Records of layout regions
◇ ◇ ◇
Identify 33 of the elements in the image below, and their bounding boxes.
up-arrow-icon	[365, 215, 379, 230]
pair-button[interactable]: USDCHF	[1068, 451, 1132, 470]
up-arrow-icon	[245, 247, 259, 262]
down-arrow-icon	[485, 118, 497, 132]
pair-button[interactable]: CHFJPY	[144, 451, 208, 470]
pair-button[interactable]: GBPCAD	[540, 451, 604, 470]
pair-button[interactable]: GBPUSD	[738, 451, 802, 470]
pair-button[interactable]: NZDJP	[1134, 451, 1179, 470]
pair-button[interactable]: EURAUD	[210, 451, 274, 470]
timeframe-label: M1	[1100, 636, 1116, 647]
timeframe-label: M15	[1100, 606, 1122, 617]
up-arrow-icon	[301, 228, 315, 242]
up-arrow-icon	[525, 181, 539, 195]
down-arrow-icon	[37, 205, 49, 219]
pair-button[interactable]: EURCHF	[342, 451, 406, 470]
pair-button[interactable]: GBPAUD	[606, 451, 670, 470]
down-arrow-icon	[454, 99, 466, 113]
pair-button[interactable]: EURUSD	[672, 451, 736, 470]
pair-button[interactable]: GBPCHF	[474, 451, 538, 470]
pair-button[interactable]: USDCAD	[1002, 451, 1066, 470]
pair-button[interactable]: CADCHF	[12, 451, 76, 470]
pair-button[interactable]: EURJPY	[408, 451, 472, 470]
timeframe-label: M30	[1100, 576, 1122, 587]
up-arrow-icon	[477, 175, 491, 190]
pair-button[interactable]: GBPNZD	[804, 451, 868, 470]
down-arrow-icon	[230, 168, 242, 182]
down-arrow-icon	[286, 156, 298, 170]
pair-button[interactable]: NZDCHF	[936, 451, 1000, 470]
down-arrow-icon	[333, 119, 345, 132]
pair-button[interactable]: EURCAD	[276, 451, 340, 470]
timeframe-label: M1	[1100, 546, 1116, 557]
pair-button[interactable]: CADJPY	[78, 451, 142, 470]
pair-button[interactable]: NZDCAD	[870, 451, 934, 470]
◇ ◇ ◇
## Exercise goal
Reproduce every one of the lines above verbatim, from the first to the last.

## Task response
Identify 33 of the elements in the image below, and their bounding boxes.
up-arrow-icon	[365, 215, 379, 230]
pair-button[interactable]: USDCHF	[1068, 451, 1132, 470]
up-arrow-icon	[245, 247, 259, 262]
down-arrow-icon	[485, 118, 497, 132]
pair-button[interactable]: CHFJPY	[144, 451, 208, 470]
pair-button[interactable]: GBPCAD	[540, 451, 604, 470]
pair-button[interactable]: GBPUSD	[738, 451, 802, 470]
pair-button[interactable]: NZDJP	[1134, 451, 1179, 470]
pair-button[interactable]: EURAUD	[210, 451, 274, 470]
timeframe-label: M1	[1100, 636, 1116, 647]
timeframe-label: M15	[1100, 606, 1122, 617]
up-arrow-icon	[301, 228, 315, 242]
up-arrow-icon	[525, 181, 539, 195]
down-arrow-icon	[37, 205, 49, 219]
pair-button[interactable]: EURCHF	[342, 451, 406, 470]
pair-button[interactable]: GBPAUD	[606, 451, 670, 470]
down-arrow-icon	[454, 99, 466, 113]
pair-button[interactable]: EURUSD	[672, 451, 736, 470]
pair-button[interactable]: GBPCHF	[474, 451, 538, 470]
pair-button[interactable]: USDCAD	[1002, 451, 1066, 470]
pair-button[interactable]: CADCHF	[12, 451, 76, 470]
pair-button[interactable]: EURJPY	[408, 451, 472, 470]
timeframe-label: M30	[1100, 576, 1122, 587]
up-arrow-icon	[477, 175, 491, 190]
pair-button[interactable]: GBPNZD	[804, 451, 868, 470]
down-arrow-icon	[230, 168, 242, 182]
down-arrow-icon	[286, 156, 298, 170]
pair-button[interactable]: NZDCHF	[936, 451, 1000, 470]
down-arrow-icon	[333, 119, 345, 132]
pair-button[interactable]: EURCAD	[276, 451, 340, 470]
timeframe-label: M1	[1100, 546, 1116, 557]
pair-button[interactable]: CADJPY	[78, 451, 142, 470]
pair-button[interactable]: NZDCAD	[870, 451, 934, 470]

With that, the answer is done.